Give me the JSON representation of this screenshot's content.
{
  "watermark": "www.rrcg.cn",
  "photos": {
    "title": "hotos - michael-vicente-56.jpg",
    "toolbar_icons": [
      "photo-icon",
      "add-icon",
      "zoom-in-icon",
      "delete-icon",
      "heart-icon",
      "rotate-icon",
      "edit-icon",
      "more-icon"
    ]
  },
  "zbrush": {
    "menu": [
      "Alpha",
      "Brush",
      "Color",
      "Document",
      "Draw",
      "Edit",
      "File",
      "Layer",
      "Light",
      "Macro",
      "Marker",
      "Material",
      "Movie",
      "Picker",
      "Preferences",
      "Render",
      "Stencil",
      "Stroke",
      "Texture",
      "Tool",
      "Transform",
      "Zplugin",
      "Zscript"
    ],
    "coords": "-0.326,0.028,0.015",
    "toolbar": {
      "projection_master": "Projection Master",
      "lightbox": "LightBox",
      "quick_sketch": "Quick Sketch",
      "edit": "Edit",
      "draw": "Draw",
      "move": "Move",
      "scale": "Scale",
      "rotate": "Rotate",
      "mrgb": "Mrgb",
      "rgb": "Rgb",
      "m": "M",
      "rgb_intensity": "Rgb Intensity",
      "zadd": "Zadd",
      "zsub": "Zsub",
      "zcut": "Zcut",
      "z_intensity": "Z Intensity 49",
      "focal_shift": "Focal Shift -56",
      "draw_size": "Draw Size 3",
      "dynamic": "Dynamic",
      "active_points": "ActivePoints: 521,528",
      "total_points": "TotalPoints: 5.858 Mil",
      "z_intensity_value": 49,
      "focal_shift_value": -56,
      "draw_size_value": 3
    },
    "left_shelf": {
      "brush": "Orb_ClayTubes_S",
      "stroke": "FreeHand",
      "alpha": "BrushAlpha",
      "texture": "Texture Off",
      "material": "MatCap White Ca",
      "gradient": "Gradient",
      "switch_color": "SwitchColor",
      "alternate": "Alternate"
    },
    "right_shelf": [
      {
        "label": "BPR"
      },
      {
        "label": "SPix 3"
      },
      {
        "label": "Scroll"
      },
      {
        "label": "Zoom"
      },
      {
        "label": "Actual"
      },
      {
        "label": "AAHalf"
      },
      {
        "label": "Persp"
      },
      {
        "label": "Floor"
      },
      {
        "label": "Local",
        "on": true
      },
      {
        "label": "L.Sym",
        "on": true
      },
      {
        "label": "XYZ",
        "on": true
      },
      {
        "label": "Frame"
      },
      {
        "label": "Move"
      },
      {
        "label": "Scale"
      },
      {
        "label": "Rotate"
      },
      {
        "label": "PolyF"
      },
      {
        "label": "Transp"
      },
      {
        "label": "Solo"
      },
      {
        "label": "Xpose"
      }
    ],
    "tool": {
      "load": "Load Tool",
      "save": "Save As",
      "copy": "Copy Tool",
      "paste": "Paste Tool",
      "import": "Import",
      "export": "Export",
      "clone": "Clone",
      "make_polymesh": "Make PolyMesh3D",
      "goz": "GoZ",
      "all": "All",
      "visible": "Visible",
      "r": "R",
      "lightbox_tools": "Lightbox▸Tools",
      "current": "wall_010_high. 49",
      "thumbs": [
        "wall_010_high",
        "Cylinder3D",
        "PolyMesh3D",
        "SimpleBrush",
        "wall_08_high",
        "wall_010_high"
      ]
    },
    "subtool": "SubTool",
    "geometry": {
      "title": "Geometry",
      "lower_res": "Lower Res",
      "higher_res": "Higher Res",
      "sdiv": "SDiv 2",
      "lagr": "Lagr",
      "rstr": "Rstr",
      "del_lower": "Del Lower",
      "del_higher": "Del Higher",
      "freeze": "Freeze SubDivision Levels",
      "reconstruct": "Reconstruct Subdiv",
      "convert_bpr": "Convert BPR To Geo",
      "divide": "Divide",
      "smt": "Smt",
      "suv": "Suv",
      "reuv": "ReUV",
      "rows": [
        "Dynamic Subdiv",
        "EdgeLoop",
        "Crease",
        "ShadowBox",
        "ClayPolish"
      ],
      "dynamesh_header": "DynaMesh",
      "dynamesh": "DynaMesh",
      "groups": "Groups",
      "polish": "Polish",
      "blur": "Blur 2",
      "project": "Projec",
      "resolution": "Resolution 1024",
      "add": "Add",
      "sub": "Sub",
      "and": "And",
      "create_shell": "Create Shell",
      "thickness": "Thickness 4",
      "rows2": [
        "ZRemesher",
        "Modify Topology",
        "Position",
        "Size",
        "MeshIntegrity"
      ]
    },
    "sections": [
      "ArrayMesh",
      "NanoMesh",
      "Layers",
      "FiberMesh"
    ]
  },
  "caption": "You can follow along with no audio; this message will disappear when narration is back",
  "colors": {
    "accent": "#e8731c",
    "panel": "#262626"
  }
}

• [What you should do]
Print out the whole listing exactly as it appears.

• [Full solution]
Give me the JSON representation of this screenshot's content.
{
  "watermark": "www.rrcg.cn",
  "photos": {
    "title": "hotos - michael-vicente-56.jpg",
    "toolbar_icons": [
      "photo-icon",
      "add-icon",
      "zoom-in-icon",
      "delete-icon",
      "heart-icon",
      "rotate-icon",
      "edit-icon",
      "more-icon"
    ]
  },
  "zbrush": {
    "menu": [
      "Alpha",
      "Brush",
      "Color",
      "Document",
      "Draw",
      "Edit",
      "File",
      "Layer",
      "Light",
      "Macro",
      "Marker",
      "Material",
      "Movie",
      "Picker",
      "Preferences",
      "Render",
      "Stencil",
      "Stroke",
      "Texture",
      "Tool",
      "Transform",
      "Zplugin",
      "Zscript"
    ],
    "coords": "-0.326,0.028,0.015",
    "toolbar": {
      "projection_master": "Projection Master",
      "lightbox": "LightBox",
      "quick_sketch": "Quick Sketch",
      "edit": "Edit",
      "draw": "Draw",
      "move": "Move",
      "scale": "Scale",
      "rotate": "Rotate",
      "mrgb": "Mrgb",
      "rgb": "Rgb",
      "m": "M",
      "rgb_intensity": "Rgb Intensity",
      "zadd": "Zadd",
      "zsub": "Zsub",
      "zcut": "Zcut",
      "z_intensity": "Z Intensity 49",
      "focal_shift": "Focal Shift -56",
      "draw_size": "Draw Size 3",
      "dynamic": "Dynamic",
      "active_points": "ActivePoints: 521,528",
      "total_points": "TotalPoints: 5.858 Mil",
      "z_intensity_value": 49,
      "focal_shift_value": -56,
      "draw_size_value": 3
    },
    "left_shelf": {
      "brush": "Orb_ClayTubes_S",
      "stroke": "FreeHand",
      "alpha": "BrushAlpha",
      "texture": "Texture Off",
      "material": "MatCap White Ca",
      "gradient": "Gradient",
      "switch_color": "SwitchColor",
      "alternate": "Alternate"
    },
    "right_shelf": [
      {
        "label": "BPR"
      },
      {
        "label": "SPix 3"
      },
      {
        "label": "Scroll"
      },
      {
        "label": "Zoom"
      },
      {
        "label": "Actual"
      },
      {
        "label": "AAHalf"
      },
      {
        "label": "Persp"
      },
      {
        "label": "Floor"
      },
      {
        "label": "Local",
        "on": true
      },
      {
        "label": "L.Sym",
        "on": true
      },
      {
        "label": "XYZ",
        "on": true
      },
      {
        "label": "Frame"
      },
      {
        "label": "Move"
      },
      {
        "label": "Scale"
      },
      {
        "label": "Rotate"
      },
      {
        "label": "PolyF"
      },
      {
        "label": "Transp"
      },
      {
        "label": "Solo"
      },
      {
        "label": "Xpose"
      }
    ],
    "tool": {
      "load": "Load Tool",
      "save": "Save As",
      "copy": "Copy Tool",
      "paste": "Paste Tool",
      "import": "Import",
      "export": "Export",
      "clone": "Clone",
      "make_polymesh": "Make PolyMesh3D",
      "goz": "GoZ",
      "all": "All",
      "visible": "Visible",
      "r": "R",
      "lightbox_tools": "Lightbox▸Tools",
      "current": "wall_010_high. 49",
      "thumbs": [
        "wall_010_high",
        "Cylinder3D",
        "PolyMesh3D",
        "SimpleBrush",
        "wall_08_high",
        "wall_010_high"
      ]
    },
    "subtool": "SubTool",
    "geometry": {
      "title": "Geometry",
      "lower_res": "Lower Res",
      "higher_res": "Higher Res",
      "sdiv": "SDiv 2",
      "lagr": "Lagr",
      "rstr": "Rstr",
      "del_lower": "Del Lower",
      "del_higher": "Del Higher",
      "freeze": "Freeze SubDivision Levels",
      "reconstruct": "Reconstruct Subdiv",
      "convert_bpr": "Convert BPR To Geo",
      "divide": "Divide",
      "smt": "Smt",
      "suv": "Suv",
      "reuv": "ReUV",
      "rows": [
        "Dynamic Subdiv",
        "EdgeLoop",
        "Crease",
        "ShadowBox",
        "ClayPolish"
      ],
      "dynamesh_header": "DynaMesh",
      "dynamesh": "DynaMesh",
      "groups": "Groups",
      "polish": "Polish",
      "blur": "Blur 2",
      "project": "Projec",
      "resolution": "Resolution 1024",
      "add": "Add",
      "sub": "Sub",
      "and": "And",
      "create_shell": "Create Shell",
      "thickness": "Thickness 4",
      "rows2": [
        "ZRemesher",
        "Modify Topology",
        "Position",
        "Size",
        "MeshIntegrity"
      ]
    },
    "sections": [
      "ArrayMesh",
      "NanoMesh",
      "Layers",
      "FiberMesh"
    ]
  },
  "caption": "You can follow along with no audio; this message will disappear when narration is back",
  "colors": {
    "accent": "#e8731c",
    "panel": "#262626"
  }
}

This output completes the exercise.